Your job is to restate each entry word for word.

[Extracted records]
★ ★ ★ ★ ★ ★ ★
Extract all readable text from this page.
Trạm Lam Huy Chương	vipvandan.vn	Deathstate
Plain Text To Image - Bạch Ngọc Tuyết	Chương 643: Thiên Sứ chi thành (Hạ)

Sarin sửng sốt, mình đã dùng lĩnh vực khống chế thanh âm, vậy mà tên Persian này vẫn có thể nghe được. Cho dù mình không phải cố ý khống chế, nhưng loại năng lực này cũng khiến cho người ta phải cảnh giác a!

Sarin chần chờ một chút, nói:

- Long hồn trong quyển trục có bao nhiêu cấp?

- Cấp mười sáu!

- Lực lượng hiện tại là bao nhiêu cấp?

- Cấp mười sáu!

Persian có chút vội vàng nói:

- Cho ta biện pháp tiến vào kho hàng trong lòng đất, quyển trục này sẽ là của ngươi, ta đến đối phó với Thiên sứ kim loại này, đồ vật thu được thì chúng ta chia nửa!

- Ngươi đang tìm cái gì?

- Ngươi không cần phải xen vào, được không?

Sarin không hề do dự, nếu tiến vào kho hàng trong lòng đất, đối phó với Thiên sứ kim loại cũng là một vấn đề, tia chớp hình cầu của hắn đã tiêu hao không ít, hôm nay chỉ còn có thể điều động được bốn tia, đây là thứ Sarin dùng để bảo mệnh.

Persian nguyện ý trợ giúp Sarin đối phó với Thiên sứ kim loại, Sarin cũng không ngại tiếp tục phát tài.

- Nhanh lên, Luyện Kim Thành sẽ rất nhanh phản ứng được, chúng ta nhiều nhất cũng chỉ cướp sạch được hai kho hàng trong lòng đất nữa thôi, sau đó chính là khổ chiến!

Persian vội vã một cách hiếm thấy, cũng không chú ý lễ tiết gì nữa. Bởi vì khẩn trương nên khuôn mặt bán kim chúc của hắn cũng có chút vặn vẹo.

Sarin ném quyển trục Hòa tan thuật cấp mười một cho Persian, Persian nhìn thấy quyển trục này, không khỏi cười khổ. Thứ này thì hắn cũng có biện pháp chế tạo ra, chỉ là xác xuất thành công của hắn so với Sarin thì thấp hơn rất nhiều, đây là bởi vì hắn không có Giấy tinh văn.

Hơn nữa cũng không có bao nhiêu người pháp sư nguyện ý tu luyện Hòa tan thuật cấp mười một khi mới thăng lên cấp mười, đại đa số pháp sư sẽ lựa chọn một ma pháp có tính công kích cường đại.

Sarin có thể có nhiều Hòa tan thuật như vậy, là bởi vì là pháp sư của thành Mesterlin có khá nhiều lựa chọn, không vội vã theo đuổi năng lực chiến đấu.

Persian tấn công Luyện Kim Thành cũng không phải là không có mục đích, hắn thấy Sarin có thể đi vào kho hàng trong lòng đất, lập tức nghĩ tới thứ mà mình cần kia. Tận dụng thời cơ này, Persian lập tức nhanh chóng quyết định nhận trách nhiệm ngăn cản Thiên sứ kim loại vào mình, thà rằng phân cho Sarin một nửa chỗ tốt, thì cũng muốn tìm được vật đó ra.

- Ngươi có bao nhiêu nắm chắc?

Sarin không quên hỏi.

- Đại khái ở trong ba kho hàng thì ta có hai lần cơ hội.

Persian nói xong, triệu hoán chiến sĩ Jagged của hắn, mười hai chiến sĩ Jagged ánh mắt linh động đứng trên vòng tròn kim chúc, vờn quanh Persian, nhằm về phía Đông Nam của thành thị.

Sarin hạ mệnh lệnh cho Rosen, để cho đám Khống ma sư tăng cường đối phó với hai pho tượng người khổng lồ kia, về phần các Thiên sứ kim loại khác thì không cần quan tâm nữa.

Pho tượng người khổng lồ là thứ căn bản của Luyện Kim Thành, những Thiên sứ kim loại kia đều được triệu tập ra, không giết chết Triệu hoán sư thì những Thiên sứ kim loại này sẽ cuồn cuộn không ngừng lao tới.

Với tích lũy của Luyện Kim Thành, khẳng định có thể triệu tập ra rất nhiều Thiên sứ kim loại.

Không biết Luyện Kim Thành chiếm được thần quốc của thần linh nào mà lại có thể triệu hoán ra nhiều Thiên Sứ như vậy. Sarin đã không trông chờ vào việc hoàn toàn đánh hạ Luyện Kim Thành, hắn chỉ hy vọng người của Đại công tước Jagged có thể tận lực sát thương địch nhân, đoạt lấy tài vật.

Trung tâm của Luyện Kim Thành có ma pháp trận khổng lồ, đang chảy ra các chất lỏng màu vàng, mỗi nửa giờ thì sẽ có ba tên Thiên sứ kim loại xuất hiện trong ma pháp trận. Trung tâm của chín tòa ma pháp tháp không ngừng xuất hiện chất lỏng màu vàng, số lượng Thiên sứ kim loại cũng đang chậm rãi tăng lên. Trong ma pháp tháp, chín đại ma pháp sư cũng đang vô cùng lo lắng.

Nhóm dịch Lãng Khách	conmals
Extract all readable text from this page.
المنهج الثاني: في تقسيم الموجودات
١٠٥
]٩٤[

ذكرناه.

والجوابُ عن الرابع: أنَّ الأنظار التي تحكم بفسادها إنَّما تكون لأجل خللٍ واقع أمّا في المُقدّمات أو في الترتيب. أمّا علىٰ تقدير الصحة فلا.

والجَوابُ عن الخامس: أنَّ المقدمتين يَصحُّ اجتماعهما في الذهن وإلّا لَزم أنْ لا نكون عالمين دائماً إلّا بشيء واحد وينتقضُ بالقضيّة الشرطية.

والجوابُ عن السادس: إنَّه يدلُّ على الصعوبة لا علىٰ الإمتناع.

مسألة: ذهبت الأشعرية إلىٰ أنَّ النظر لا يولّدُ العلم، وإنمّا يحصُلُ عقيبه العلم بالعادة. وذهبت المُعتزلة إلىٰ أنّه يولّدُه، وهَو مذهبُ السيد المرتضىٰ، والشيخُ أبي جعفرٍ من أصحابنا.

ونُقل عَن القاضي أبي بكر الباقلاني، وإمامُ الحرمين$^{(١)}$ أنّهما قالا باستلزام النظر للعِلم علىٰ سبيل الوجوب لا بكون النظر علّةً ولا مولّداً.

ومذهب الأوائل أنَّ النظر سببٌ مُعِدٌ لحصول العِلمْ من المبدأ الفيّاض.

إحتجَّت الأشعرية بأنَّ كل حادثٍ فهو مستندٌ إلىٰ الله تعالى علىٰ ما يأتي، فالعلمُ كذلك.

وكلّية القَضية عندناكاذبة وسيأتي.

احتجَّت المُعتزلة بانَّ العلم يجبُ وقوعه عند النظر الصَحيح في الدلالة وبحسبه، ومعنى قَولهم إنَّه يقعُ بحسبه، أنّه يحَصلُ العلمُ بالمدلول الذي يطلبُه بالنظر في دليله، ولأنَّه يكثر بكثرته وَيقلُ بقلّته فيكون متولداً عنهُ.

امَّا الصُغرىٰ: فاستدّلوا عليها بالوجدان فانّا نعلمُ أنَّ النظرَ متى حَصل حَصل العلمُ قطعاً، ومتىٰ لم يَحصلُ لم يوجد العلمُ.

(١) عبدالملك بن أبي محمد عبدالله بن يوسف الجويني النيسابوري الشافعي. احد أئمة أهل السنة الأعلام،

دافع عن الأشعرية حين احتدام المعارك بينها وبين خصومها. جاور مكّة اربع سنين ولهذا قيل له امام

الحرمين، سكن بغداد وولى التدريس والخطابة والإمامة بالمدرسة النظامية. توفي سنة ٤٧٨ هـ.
★ ★ ★ ★ ★ ★ ★
• _Exercise result_:
Extract all readable text from this page.
Trạm Lam Huy Chương	vipvandan.vn	Deathstate
Plain Text To Image - Bạch Ngọc Tuyết	Chương 643: Thiên Sứ chi thành (Hạ)

Sarin sửng sốt, mình đã dùng lĩnh vực khống chế thanh âm, vậy mà tên Persian này vẫn có thể nghe được. Cho dù mình không phải cố ý khống chế, nhưng loại năng lực này cũng khiến cho người ta phải cảnh giác a!

Sarin chần chờ một chút, nói:

- Long hồn trong quyển trục có bao nhiêu cấp?

- Cấp mười sáu!

- Lực lượng hiện tại là bao nhiêu cấp?

- Cấp mười sáu!

Persian có chút vội vàng nói:

- Cho ta biện pháp tiến vào kho hàng trong lòng đất, quyển trục này sẽ là của ngươi, ta đến đối phó với Thiên sứ kim loại này, đồ vật thu được thì chúng ta chia nửa!

- Ngươi đang tìm cái gì?

- Ngươi không cần phải xen vào, được không?

Sarin không hề do dự, nếu tiến vào kho hàng trong lòng đất, đối phó với Thiên sứ kim loại cũng là một vấn đề, tia chớp hình cầu của hắn đã tiêu hao không ít, hôm nay chỉ còn có thể điều động được bốn tia, đây là thứ Sarin dùng để bảo mệnh.

Persian nguyện ý trợ giúp Sarin đối phó với Thiên sứ kim loại, Sarin cũng không ngại tiếp tục phát tài.

- Nhanh lên, Luyện Kim Thành sẽ rất nhanh phản ứng được, chúng ta nhiều nhất cũng chỉ cướp sạch được hai kho hàng trong lòng đất nữa thôi, sau đó chính là khổ chiến!

Persian vội vã một cách hiếm thấy, cũng không chú ý lễ tiết gì nữa. Bởi vì khẩn trương nên khuôn mặt bán kim chúc của hắn cũng có chút vặn vẹo.

Sarin ném quyển trục Hòa tan thuật cấp mười một cho Persian, Persian nhìn thấy quyển trục này, không khỏi cười khổ. Thứ này thì hắn cũng có biện pháp chế tạo ra, chỉ là xác xuất thành công của hắn so với Sarin thì thấp hơn rất nhiều, đây là bởi vì hắn không có Giấy tinh văn.

Hơn nữa cũng không có bao nhiêu người pháp sư nguyện ý tu luyện Hòa tan thuật cấp mười một khi mới thăng lên cấp mười, đại đa số pháp sư sẽ lựa chọn một ma pháp có tính công kích cường đại.

Sarin có thể có nhiều Hòa tan thuật như vậy, là bởi vì là pháp sư của thành Mesterlin có khá nhiều lựa chọn, không vội vã theo đuổi năng lực chiến đấu.

Persian tấn công Luyện Kim Thành cũng không phải là không có mục đích, hắn thấy Sarin có thể đi vào kho hàng trong lòng đất, lập tức nghĩ tới thứ mà mình cần kia. Tận dụng thời cơ này, Persian lập tức nhanh chóng quyết định nhận trách nhiệm ngăn cản Thiên sứ kim loại vào mình, thà rằng phân cho Sarin một nửa chỗ tốt, thì cũng muốn tìm được vật đó ra.

- Ngươi có bao nhiêu nắm chắc?

Sarin không quên hỏi.

- Đại khái ở trong ba kho hàng thì ta có hai lần cơ hội.

Persian nói xong, triệu hoán chiến sĩ Jagged của hắn, mười hai chiến sĩ Jagged ánh mắt linh động đứng trên vòng tròn kim chúc, vờn quanh Persian, nhằm về phía Đông Nam của thành thị.

Sarin hạ mệnh lệnh cho Rosen, để cho đám Khống ma sư tăng cường đối phó với hai pho tượng người khổng lồ kia, về phần các Thiên sứ kim loại khác thì không cần quan tâm nữa.

Pho tượng người khổng lồ là thứ căn bản của Luyện Kim Thành, những Thiên sứ kim loại kia đều được triệu tập ra, không giết chết Triệu hoán sư thì những Thiên sứ kim loại này sẽ cuồn cuộn không ngừng lao tới.

Với tích lũy của Luyện Kim Thành, khẳng định có thể triệu tập ra rất nhiều Thiên sứ kim loại.

Không biết Luyện Kim Thành chiếm được thần quốc của thần linh nào mà lại có thể triệu hoán ra nhiều Thiên Sứ như vậy. Sarin đã không trông chờ vào việc hoàn toàn đánh hạ Luyện Kim Thành, hắn chỉ hy vọng người của Đại công tước Jagged có thể tận lực sát thương địch nhân, đoạt lấy tài vật.

Trung tâm của Luyện Kim Thành có ma pháp trận khổng lồ, đang chảy ra các chất lỏng màu vàng, mỗi nửa giờ thì sẽ có ba tên Thiên sứ kim loại xuất hiện trong ma pháp trận. Trung tâm của chín tòa ma pháp tháp không ngừng xuất hiện chất lỏng màu vàng, số lượng Thiên sứ kim loại cũng đang chậm rãi tăng lên. Trong ma pháp tháp, chín đại ma pháp sư cũng đang vô cùng lo lắng.

Nhóm dịch Lãng Khách	conmals
Extract all readable text from this page.
المنهج الثاني: في تقسيم الموجودات
١٠٥
]٩٤[

ذكرناه.

والجوابُ عن الرابع: أنَّ الأنظار التي تحكم بفسادها إنَّما تكون لأجل خللٍ واقع أمّا في المُقدّمات أو في الترتيب. أمّا علىٰ تقدير الصحة فلا.

والجَوابُ عن الخامس: أنَّ المقدمتين يَصحُّ اجتماعهما في الذهن وإلّا لَزم أنْ لا نكون عالمين دائماً إلّا بشيء واحد وينتقضُ بالقضيّة الشرطية.

والجوابُ عن السادس: إنَّه يدلُّ على الصعوبة لا علىٰ الإمتناع.

مسألة: ذهبت الأشعرية إلىٰ أنَّ النظر لا يولّدُ العلم، وإنمّا يحصُلُ عقيبه العلم بالعادة. وذهبت المُعتزلة إلىٰ أنّه يولّدُه، وهَو مذهبُ السيد المرتضىٰ، والشيخُ أبي جعفرٍ من أصحابنا.

ونُقل عَن القاضي أبي بكر الباقلاني، وإمامُ الحرمين$^{(١)}$ أنّهما قالا باستلزام النظر للعِلم علىٰ سبيل الوجوب لا بكون النظر علّةً ولا مولّداً.

ومذهب الأوائل أنَّ النظر سببٌ مُعِدٌ لحصول العِلمْ من المبدأ الفيّاض.

إحتجَّت الأشعرية بأنَّ كل حادثٍ فهو مستندٌ إلىٰ الله تعالى علىٰ ما يأتي، فالعلمُ كذلك.

وكلّية القَضية عندناكاذبة وسيأتي.

احتجَّت المُعتزلة بانَّ العلم يجبُ وقوعه عند النظر الصَحيح في الدلالة وبحسبه، ومعنى قَولهم إنَّه يقعُ بحسبه، أنّه يحَصلُ العلمُ بالمدلول الذي يطلبُه بالنظر في دليله، ولأنَّه يكثر بكثرته وَيقلُ بقلّته فيكون متولداً عنهُ.

امَّا الصُغرىٰ: فاستدّلوا عليها بالوجدان فانّا نعلمُ أنَّ النظرَ متى حَصل حَصل العلمُ قطعاً، ومتىٰ لم يَحصلُ لم يوجد العلمُ.

(١) عبدالملك بن أبي محمد عبدالله بن يوسف الجويني النيسابوري الشافعي. احد أئمة أهل السنة الأعلام،

دافع عن الأشعرية حين احتدام المعارك بينها وبين خصومها. جاور مكّة اربع سنين ولهذا قيل له امام

الحرمين، سكن بغداد وولى التدريس والخطابة والإمامة بالمدرسة النظامية. توفي سنة ٤٧٨ هـ.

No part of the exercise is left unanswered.